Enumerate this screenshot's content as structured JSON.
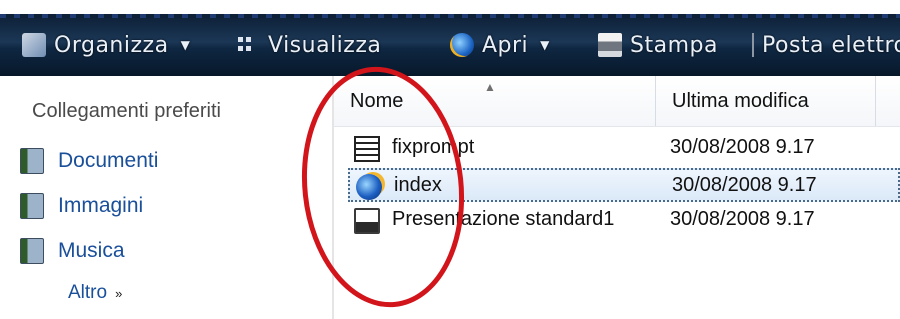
{
  "toolbar": {
    "organize_label": "Organizza",
    "view_label": "Visualizza",
    "open_label": "Apri",
    "print_label": "Stampa",
    "email_label": "Posta elettronica"
  },
  "sidebar": {
    "title": "Collegamenti preferiti",
    "items": [
      {
        "label": "Documenti"
      },
      {
        "label": "Immagini"
      },
      {
        "label": "Musica"
      }
    ],
    "more_label": "Altro",
    "more_chevron": "»"
  },
  "file_list": {
    "columns": [
      "Nome",
      "Ultima modifica"
    ],
    "rows": [
      {
        "name": "fixprompt",
        "modified": "30/08/2008 9.17",
        "icon": "pif-icon"
      },
      {
        "name": "index",
        "modified": "30/08/2008 9.17",
        "icon": "ie-document-icon",
        "selected": true
      },
      {
        "name": "Presentazione standard1",
        "modified": "30/08/2008 9.17",
        "icon": "powerpoint-template-icon"
      }
    ]
  },
  "annotation": {
    "color": "#d2141b",
    "shape": "ellipse"
  },
  "colors": {
    "link": "#1a4f9a",
    "toolbar": "#12304f"
  }
}
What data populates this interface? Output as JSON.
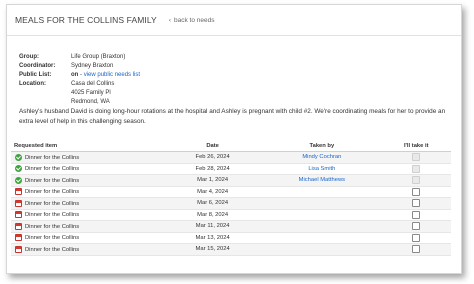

________________________

Restate each of the entries above word for word and skip every image.

> _Complete output_:
Enumerate this screenshot's content as structured JSON.
{
  "toolbar": {
    "organize_label": "Organizza",
    "view_label": "Visualizza",
    "open_label": "Apri",
    "print_label": "Stampa",
    "email_label": "Posta elettronica"
  },
  "sidebar": {
    "title": "Collegamenti preferiti",
    "items": [
      {
        "label": "Documenti"
      },
      {
        "label": "Immagini"
      },
      {
        "label": "Musica"
      }
    ],
    "more_label": "Altro",
    "more_chevron": "»"
  },
  "file_list": {
    "columns": [
      "Nome",
      "Ultima modifica"
    ],
    "rows": [
      {
        "name": "fixprompt",
        "modified": "30/08/2008 9.17",
        "icon": "pif-icon"
      },
      {
        "name": "index",
        "modified": "30/08/2008 9.17",
        "icon": "ie-document-icon",
        "selected": true
      },
      {
        "name": "Presentazione standard1",
        "modified": "30/08/2008 9.17",
        "icon": "powerpoint-template-icon"
      }
    ]
  },
  "annotation": {
    "color": "#d2141b",
    "shape": "ellipse"
  },
  "colors": {
    "link": "#1a4f9a",
    "toolbar": "#12304f"
  }
}
What data populates this interface? Output as JSON.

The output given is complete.